STATED TASK >> Count how many lines mention the word "занятости". Write that number alone.

Saved data entries >>
* START *
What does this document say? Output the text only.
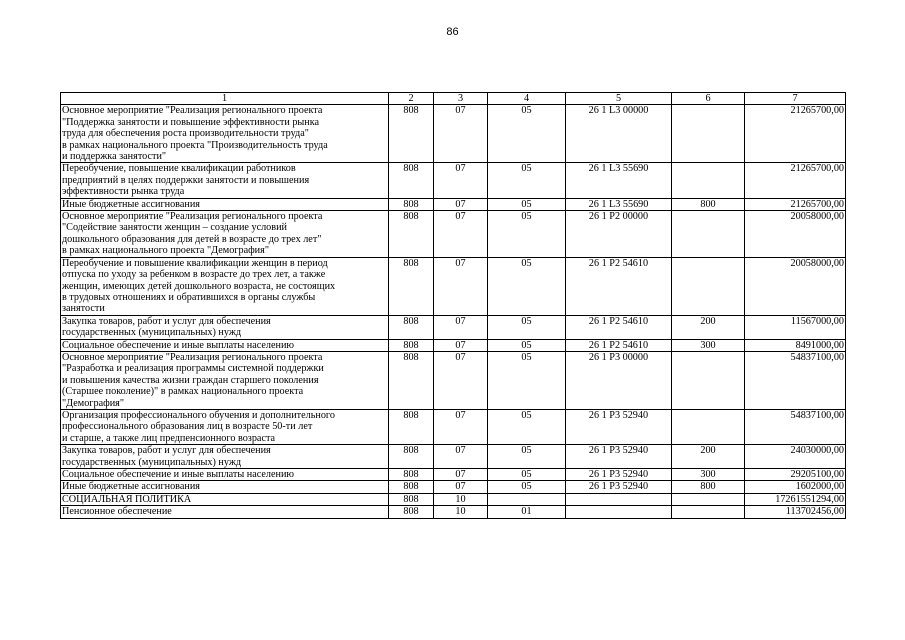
86
1	2	3	4	5	6	7

Основное мероприятие "Реализация регионального проекта
"Поддержка занятости и повышение эффективности рынка
труда для обеспечения роста производительности труда"
в рамках национального проекта "Производительность труда
и поддержка занятости"	808	07	05	26 1 L3 00000		21265700,00

Переобучение, повышение квалификации работников
предприятий в целях поддержки занятости и повышения
эффективности рынка труда	808	07	05	26 1 L3 55690		21265700,00

Иные бюджетные ассигнования	808	07	05	26 1 L3 55690	800	21265700,00

Основное мероприятие "Реализация регионального проекта
"Содействие занятости женщин – создание условий
дошкольного образования для детей в возрасте до трех лет"
в рамках национального проекта "Демография"	808	07	05	26 1 P2 00000		20058000,00

Переобучение и повышение квалификации женщин в период
отпуска по уходу за ребенком в возрасте до трех лет, а также
женщин, имеющих детей дошкольного возраста, не состоящих
в трудовых отношениях и обратившихся в органы службы
занятости	808	07	05	26 1 P2 54610		20058000,00

Закупка товаров, работ и услуг для обеспечения
государственных (муниципальных) нужд	808	07	05	26 1 P2 54610	200	11567000,00

Социальное обеспечение и иные выплаты населению	808	07	05	26 1 P2 54610	300	8491000,00

Основное мероприятие "Реализация регионального проекта
"Разработка и реализация программы системной поддержки
и повышения качества жизни граждан старшего поколения
(Старшее поколение)" в рамках национального проекта
"Демография"	808	07	05	26 1 P3 00000		54837100,00

Организация профессионального обучения и дополнительного
профессионального образования лиц в возрасте 50-ти лет
и старше, а также лиц предпенсионного возраста	808	07	05	26 1 P3 52940		54837100,00

Закупка товаров, работ и услуг для обеспечения
государственных (муниципальных) нужд	808	07	05	26 1 P3 52940	200	24030000,00

Социальное обеспечение и иные выплаты населению	808	07	05	26 1 P3 52940	300	29205100,00

Иные бюджетные ассигнования	808	07	05	26 1 P3 52940	800	1602000,00

СОЦИАЛЬНАЯ ПОЛИТИКА	808	10				17261551294,00

Пенсионное обеспечение	808	10	01			113702456,00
* END *
ANSWER TO THIS TASK >> 5